TASK TO CARRY OUT: Records follow. Pull out every line that contains "values".

SUPPLIED MATERIAL:
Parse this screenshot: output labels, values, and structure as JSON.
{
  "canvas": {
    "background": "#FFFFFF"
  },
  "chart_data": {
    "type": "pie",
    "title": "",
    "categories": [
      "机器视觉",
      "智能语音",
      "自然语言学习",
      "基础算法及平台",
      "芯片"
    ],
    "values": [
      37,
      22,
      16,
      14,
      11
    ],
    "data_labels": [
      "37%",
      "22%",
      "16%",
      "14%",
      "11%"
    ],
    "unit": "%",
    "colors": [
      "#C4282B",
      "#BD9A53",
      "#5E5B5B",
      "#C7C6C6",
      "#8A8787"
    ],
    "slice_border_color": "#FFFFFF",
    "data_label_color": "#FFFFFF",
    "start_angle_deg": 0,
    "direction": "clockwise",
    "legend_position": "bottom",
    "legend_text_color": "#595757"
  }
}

CORRECT OUTPUT:
Parse this screenshot: output labels, values, and structure as JSON.
    "values": [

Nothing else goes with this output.